PROBLEM DETAILS:
Summarize the excerpt below on the Madeleine McCann libel case in three sentences.

This week’s press have been full of
stories about possible ‘sightings’ that were not followed up. One was
in New Zealand. Another was of a ‘girl in a black wig’ seen in Portugal.
We’ll look at these in more detail in a moment.
There’s no doubt
that the press, ever keen to run ‘Madeleine’ stories because of the
continuing public interest in what really happened to her, nearly three
years after the event (and to make money), have seized on these new
‘sighting’ stories emerging from the McCann Team and their chief
spokesman.
A. The background
The
sightings stem in essence from a short passage in the evidence given in
an interim hearing in the libel trial in Lisbon of The McCanns v.
Goncalo Amaral. Mr Amaral is the former co-ordinating and senior
investigating officer on the case who wrote the book
A Verdada da Mentira
- ‘The Truth About A Lie’ - in which he suggested that the evidence
pointed to Madeleine having died in her parents’ holiday apartment. The
McCanns in July 2009 served a libel writ in the Lisbon civil courts
claiming 1.2 million euros (over £1 million) damages from Mr Amaral and
his publishers,
Guerra e Paz. That sum was the amount of profit
estimated to have been made by Mr Amaral and his publishers during the
year it had been on sale. It has sold around 250,000 copies in Portugal.
The
McCanns claimed that by suggesting that Madeleine was dead, Mr Amaral
had seriously hindered the ongoing search for Madeleine and caused them
immense emotional distress.
In September, the McCanns obtained an
indefinite injunction banning the sale of Mr Amaral’s book and an
associated DVD and documentary produced by TVI (a Portuguese TV
channel). Mr Amaral appealed, and his appeal was heard between 12 and 14
January 2010. There was a further hearing on 11 February. On 18
February he learnt that his appeal had failed. The banning of his book
stays in place until the final libel trial, expected to be listed in
June or some time after.
During the hearing, one of Mr Amaral’s
seven witnesses was a former colleague in the Madeleine McCann
investigation, Ricardo Paiva. During his evidence,
he said that there had been many sightings that the Portuguese police had not followed up,
ever since the investigation was effectively archived in July 2008.
The McCanns seized on this, and demanded, through their lawyers,
inspection of the details of all these ‘sightings’.
The
result that is that the Portuguese police have indeed released their
dossier of recent ‘sightings’ to the McCanns and their lawyers, and also
to the media. The media has already been awash with stories of how the
‘incompetent’ Portuguese police had allegedly failed to follow up vital
leads.
But were they incompetent - and did they fail to follow vital leads?

(Entries from a dataset)

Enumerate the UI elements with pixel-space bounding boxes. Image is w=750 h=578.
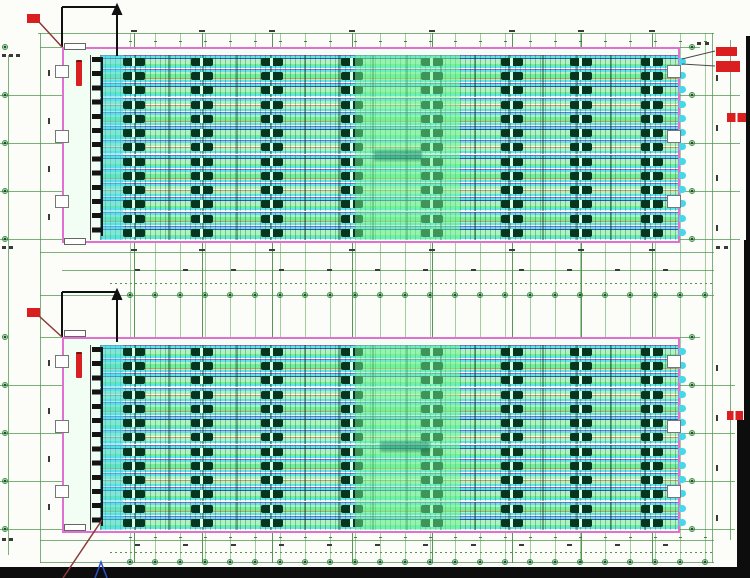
right-annotation-leader [682, 51, 715, 59]
section-cut-arrowhead [112, 289, 122, 300]
section-cut-arrowhead [112, 4, 122, 15]
annotation-lines-layer [0, 0, 750, 578]
right-annotation-leader [682, 64, 715, 66]
red-annotation-leader [39, 22, 62, 47]
blue-north-mark [95, 562, 107, 578]
red-annotation-leader [39, 316, 62, 337]
bottom-left-leader-line [63, 520, 102, 578]
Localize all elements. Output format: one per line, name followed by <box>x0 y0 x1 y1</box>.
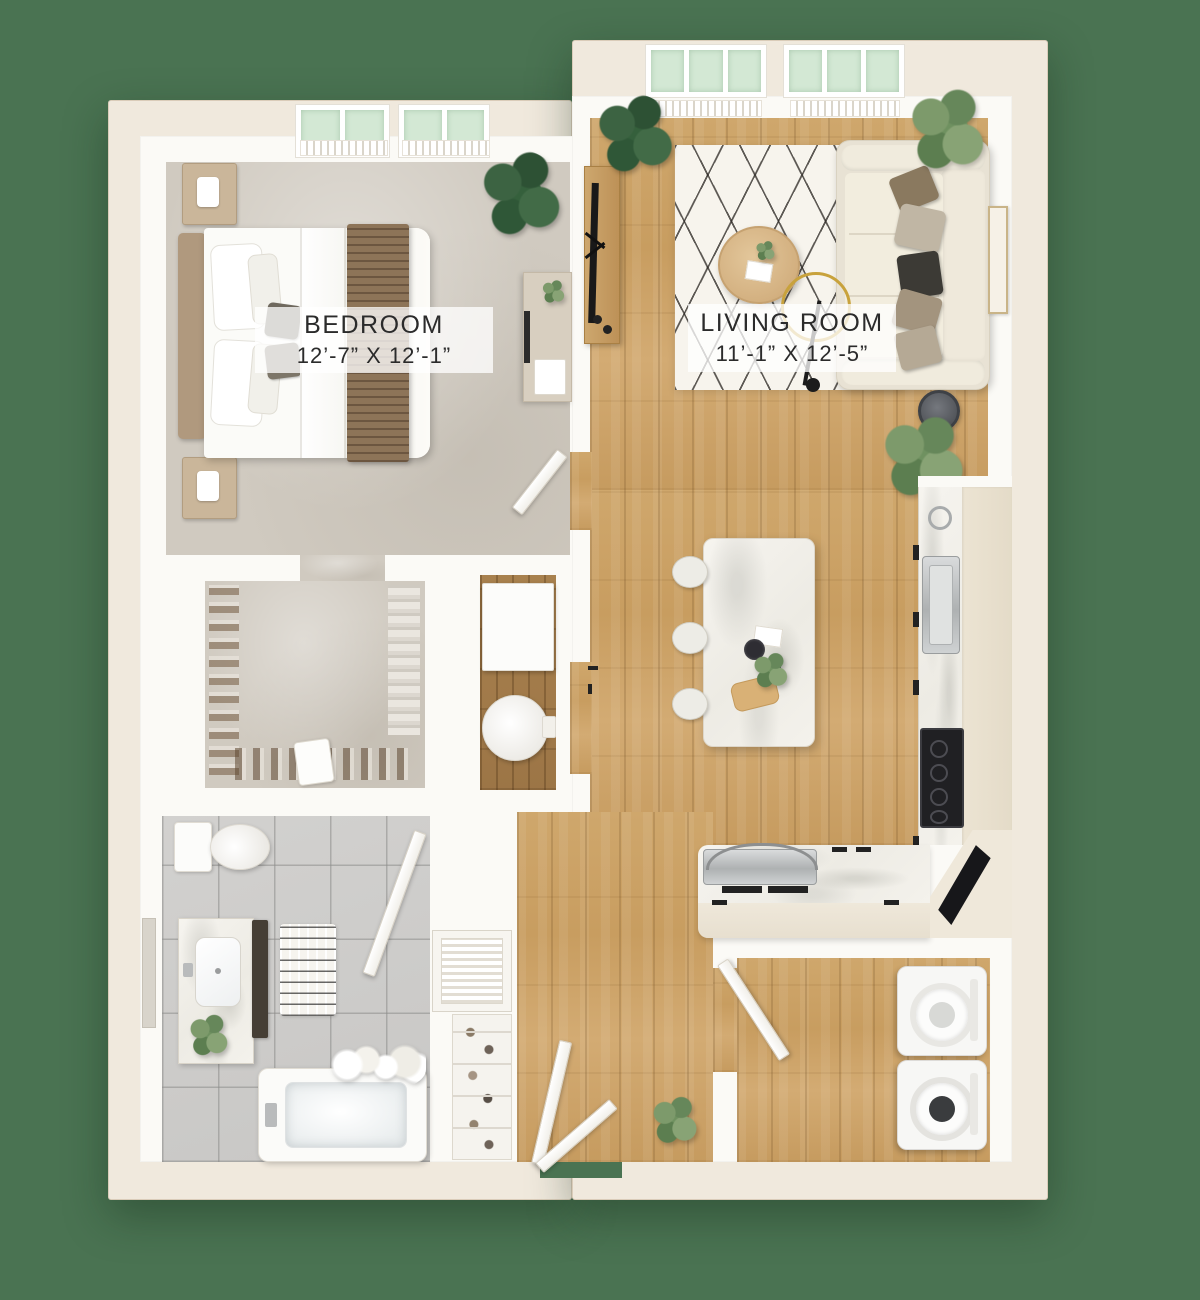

TASK RESULT:
Recent press stories about unpursued "sightings" of Madeleine McCann, including one in New Zealand and one in Portugal, stem from evidence given at a hearing in the McCanns' libel case against Goncalo Amaral, the former senior investigating officer whose book suggested that she died in her parents' holiday apartment. The McCanns claimed 1.2 million euros in damages and obtained an indefinite injunction banning the book, and Mr. Amaral learned on 18 February that his appeal had failed. After his former colleague Ricardo Paiva testified that many sightings had not been followed up since the investigation was effectively archived in July 2008, the McCanns demanded the details, and the Portuguese police released their dossier to the McCanns, their lawyers and the media.